== SET PROBLEM ==
From the records below, extract all the text exactly and leave the images behind.

== DATASET CONTENT ==
————

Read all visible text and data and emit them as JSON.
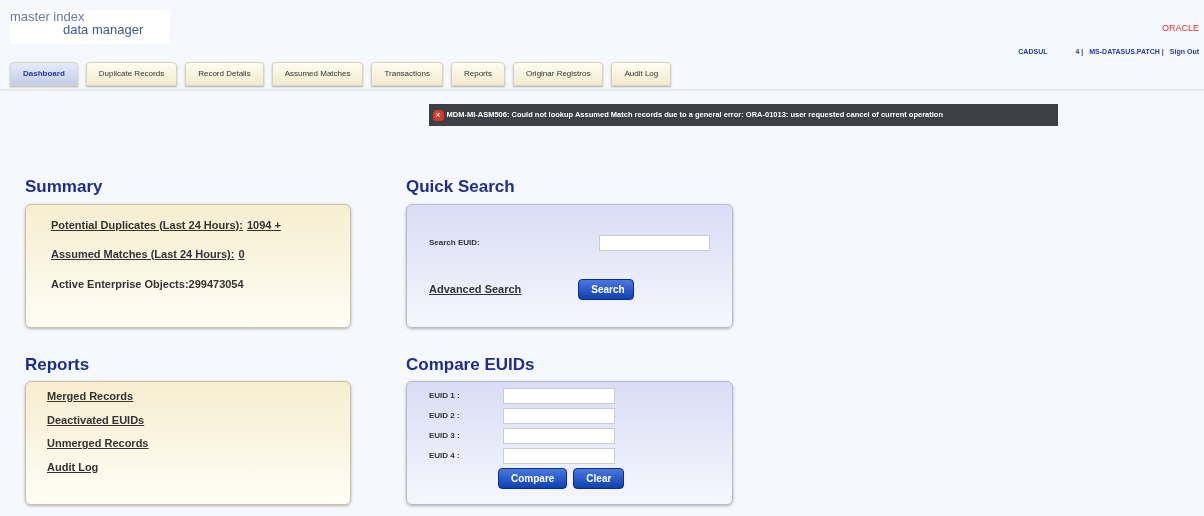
{
  "logo": {
    "line_1": "master index",
    "line_2": "data manager"
  },
  "brand": "ORACLE",
  "user_bar": [
    "CADSUL",
    "4 |",
    "MS-DATASUS.PATCH |",
    "Sign Out"
  ],
  "tabs": [
    {
      "label": "Dashboard",
      "selected": true
    },
    {
      "label": "Duplicate Records",
      "selected": false
    },
    {
      "label": "Record Details",
      "selected": false
    },
    {
      "label": "Assumed Matches",
      "selected": false
    },
    {
      "label": "Transactions",
      "selected": false
    },
    {
      "label": "Reports",
      "selected": false
    },
    {
      "label": "Originar Registros",
      "selected": false
    },
    {
      "label": "Audit Log",
      "selected": false
    }
  ],
  "error": {
    "icon": "×",
    "message": "MDM-MI-ASM506: Could not lookup Assumed Match records due to a general error: ORA-01013: user requested cancel of current operation"
  },
  "summary": {
    "title": "Summary",
    "rows": [
      {
        "kind": "link",
        "label": "Potential Duplicates (Last 24 Hours):",
        "value": "1094 +"
      },
      {
        "kind": "link",
        "label": "Assumed Matches (Last 24 Hours):",
        "value": "0"
      },
      {
        "kind": "text",
        "label": "Active Enterprise Objects:299473054"
      }
    ]
  },
  "quick_search": {
    "title": "Quick Search",
    "field_label": "Search EUID:",
    "link": "Advanced Search",
    "button": "Search"
  },
  "reports": {
    "title": "Reports",
    "links": [
      "Merged Records",
      "Deactivated EUIDs",
      "Unmerged Records",
      "Audit Log"
    ]
  },
  "compare": {
    "title": "Compare EUIDs",
    "fields": [
      "EUID 1 :",
      "EUID 2 :",
      "EUID 3 :",
      "EUID 4 :"
    ],
    "buttons": [
      "Compare",
      "Clear"
    ]
  }
}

————

== RESPONSE ==
Read all visible text and data and emit them as JSON.
{
  "logo": {
    "line_1": "master index",
    "line_2": "data manager"
  },
  "brand": "ORACLE",
  "user_bar": [
    "CADSUL",
    "4 |",
    "MS-DATASUS.PATCH |",
    "Sign Out"
  ],
  "tabs": [
    {
      "label": "Dashboard",
      "selected": true
    },
    {
      "label": "Duplicate Records",
      "selected": false
    },
    {
      "label": "Record Details",
      "selected": false
    },
    {
      "label": "Assumed Matches",
      "selected": false
    },
    {
      "label": "Transactions",
      "selected": false
    },
    {
      "label": "Reports",
      "selected": false
    },
    {
      "label": "Originar Registros",
      "selected": false
    },
    {
      "label": "Audit Log",
      "selected": false
    }
  ],
  "error": {
    "icon": "×",
    "message": "MDM-MI-ASM506: Could not lookup Assumed Match records due to a general error: ORA-01013: user requested cancel of current operation"
  },
  "summary": {
    "title": "Summary",
    "rows": [
      {
        "kind": "link",
        "label": "Potential Duplicates (Last 24 Hours):",
        "value": "1094 +"
      },
      {
        "kind": "link",
        "label": "Assumed Matches (Last 24 Hours):",
        "value": "0"
      },
      {
        "kind": "text",
        "label": "Active Enterprise Objects:299473054"
      }
    ]
  },
  "quick_search": {
    "title": "Quick Search",
    "field_label": "Search EUID:",
    "link": "Advanced Search",
    "button": "Search"
  },
  "reports": {
    "title": "Reports",
    "links": [
      "Merged Records",
      "Deactivated EUIDs",
      "Unmerged Records",
      "Audit Log"
    ]
  },
  "compare": {
    "title": "Compare EUIDs",
    "fields": [
      "EUID 1 :",
      "EUID 2 :",
      "EUID 3 :",
      "EUID 4 :"
    ],
    "buttons": [
      "Compare",
      "Clear"
    ]
  }
}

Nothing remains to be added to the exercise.